• **Stated task**:
Search the listing below for "name". Copy each matching line.

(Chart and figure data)
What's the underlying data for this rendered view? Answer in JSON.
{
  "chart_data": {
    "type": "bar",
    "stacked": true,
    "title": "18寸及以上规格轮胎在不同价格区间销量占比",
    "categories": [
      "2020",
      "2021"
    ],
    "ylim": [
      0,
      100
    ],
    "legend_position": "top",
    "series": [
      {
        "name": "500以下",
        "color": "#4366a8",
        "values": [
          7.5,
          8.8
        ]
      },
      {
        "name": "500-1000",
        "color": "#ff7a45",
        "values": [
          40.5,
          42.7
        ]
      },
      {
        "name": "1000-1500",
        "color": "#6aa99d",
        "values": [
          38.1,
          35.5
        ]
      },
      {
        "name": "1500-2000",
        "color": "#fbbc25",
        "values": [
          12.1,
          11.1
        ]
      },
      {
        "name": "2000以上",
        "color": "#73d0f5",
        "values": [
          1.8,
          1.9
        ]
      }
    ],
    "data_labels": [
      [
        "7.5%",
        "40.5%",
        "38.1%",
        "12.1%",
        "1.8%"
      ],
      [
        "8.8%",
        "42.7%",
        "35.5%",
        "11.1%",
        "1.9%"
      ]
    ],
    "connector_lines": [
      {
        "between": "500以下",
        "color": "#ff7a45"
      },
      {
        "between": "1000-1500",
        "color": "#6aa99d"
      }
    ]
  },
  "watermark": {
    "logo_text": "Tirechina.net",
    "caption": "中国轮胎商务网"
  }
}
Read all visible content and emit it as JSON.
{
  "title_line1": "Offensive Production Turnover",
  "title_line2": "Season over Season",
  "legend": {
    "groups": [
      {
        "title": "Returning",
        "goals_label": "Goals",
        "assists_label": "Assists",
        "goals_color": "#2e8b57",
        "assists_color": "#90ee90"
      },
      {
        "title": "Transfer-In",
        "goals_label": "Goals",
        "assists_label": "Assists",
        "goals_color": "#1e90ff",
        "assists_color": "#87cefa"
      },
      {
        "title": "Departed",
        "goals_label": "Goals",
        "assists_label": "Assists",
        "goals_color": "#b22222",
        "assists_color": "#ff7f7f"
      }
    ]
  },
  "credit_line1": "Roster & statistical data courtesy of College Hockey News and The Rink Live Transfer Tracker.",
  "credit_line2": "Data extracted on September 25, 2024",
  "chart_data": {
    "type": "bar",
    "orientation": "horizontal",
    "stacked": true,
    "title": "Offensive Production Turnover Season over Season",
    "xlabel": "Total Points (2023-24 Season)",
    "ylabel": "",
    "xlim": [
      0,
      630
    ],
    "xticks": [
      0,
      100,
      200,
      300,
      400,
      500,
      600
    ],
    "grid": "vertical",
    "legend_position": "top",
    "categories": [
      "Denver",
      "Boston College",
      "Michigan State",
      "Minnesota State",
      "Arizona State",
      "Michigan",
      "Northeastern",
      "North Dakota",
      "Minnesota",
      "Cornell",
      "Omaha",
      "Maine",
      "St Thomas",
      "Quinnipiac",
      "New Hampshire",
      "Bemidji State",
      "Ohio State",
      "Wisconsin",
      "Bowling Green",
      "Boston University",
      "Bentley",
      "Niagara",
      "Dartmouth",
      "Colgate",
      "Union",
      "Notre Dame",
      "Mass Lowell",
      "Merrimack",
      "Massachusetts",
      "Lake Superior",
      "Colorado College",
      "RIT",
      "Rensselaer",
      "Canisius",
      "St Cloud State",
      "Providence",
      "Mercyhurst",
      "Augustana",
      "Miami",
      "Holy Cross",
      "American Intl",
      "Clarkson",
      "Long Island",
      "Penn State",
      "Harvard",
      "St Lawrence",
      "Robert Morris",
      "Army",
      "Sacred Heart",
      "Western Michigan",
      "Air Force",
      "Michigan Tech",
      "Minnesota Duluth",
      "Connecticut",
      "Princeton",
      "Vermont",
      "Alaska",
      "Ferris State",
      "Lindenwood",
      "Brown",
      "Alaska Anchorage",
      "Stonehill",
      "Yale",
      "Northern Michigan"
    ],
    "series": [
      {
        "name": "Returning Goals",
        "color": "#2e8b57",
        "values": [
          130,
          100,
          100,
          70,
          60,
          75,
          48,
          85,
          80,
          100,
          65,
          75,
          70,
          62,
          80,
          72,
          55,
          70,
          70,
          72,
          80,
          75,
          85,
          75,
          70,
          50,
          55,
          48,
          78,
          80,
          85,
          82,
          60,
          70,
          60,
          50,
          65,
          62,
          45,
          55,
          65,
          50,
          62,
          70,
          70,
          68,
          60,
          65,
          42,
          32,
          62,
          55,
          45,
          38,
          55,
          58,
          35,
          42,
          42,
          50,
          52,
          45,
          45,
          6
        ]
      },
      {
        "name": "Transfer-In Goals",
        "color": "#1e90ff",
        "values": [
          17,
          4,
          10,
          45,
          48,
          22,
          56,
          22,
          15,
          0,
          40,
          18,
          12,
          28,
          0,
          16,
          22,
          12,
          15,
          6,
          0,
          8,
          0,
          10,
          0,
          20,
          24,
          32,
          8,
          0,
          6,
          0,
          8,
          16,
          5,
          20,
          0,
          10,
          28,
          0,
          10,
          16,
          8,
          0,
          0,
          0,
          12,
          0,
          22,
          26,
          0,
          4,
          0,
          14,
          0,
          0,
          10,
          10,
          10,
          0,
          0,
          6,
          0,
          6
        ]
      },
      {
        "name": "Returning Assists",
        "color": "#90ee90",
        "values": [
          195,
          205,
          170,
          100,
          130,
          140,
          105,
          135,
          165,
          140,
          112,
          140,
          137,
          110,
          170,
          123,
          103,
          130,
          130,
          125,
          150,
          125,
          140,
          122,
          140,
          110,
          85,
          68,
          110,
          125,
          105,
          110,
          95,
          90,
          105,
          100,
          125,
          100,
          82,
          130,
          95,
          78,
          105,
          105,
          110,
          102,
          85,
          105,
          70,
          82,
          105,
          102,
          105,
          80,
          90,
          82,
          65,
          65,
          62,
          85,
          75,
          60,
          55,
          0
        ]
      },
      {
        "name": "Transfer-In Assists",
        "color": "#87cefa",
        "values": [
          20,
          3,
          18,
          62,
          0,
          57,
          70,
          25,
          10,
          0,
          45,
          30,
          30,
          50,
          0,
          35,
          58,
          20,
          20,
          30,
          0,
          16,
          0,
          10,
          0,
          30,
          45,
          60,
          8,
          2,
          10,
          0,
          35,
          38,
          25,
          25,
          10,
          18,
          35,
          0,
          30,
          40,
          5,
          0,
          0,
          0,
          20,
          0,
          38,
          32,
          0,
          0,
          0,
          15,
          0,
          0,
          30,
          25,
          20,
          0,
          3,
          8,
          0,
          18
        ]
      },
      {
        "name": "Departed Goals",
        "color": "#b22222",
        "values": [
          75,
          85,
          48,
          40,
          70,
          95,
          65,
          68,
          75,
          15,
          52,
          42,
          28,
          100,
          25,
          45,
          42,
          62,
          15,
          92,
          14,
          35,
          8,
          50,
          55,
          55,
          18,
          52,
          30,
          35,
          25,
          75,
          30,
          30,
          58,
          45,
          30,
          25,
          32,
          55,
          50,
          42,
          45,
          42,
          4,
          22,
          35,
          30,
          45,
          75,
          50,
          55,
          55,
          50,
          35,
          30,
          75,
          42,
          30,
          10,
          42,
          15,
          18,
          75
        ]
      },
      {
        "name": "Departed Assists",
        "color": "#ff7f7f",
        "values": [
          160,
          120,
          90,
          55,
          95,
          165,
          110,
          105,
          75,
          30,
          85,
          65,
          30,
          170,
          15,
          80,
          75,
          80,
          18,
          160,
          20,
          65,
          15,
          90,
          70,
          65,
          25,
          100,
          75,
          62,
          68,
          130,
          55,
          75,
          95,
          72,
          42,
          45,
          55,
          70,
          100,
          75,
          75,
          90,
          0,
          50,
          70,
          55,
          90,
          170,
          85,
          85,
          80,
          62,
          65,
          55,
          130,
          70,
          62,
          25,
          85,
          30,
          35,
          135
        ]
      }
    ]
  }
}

• **Answer for this exercise**:
        "name": "500以下",
        "name": "500-1000",
        "name": "1000-1500",
        "name": "1500-2000",
        "name": "2000以上",
        "name": "Returning Goals",
        "name": "Transfer-In Goals",
        "name": "Returning Assists",
        "name": "Transfer-In Assists",
        "name": "Departed Goals",
        "name": "Departed Assists",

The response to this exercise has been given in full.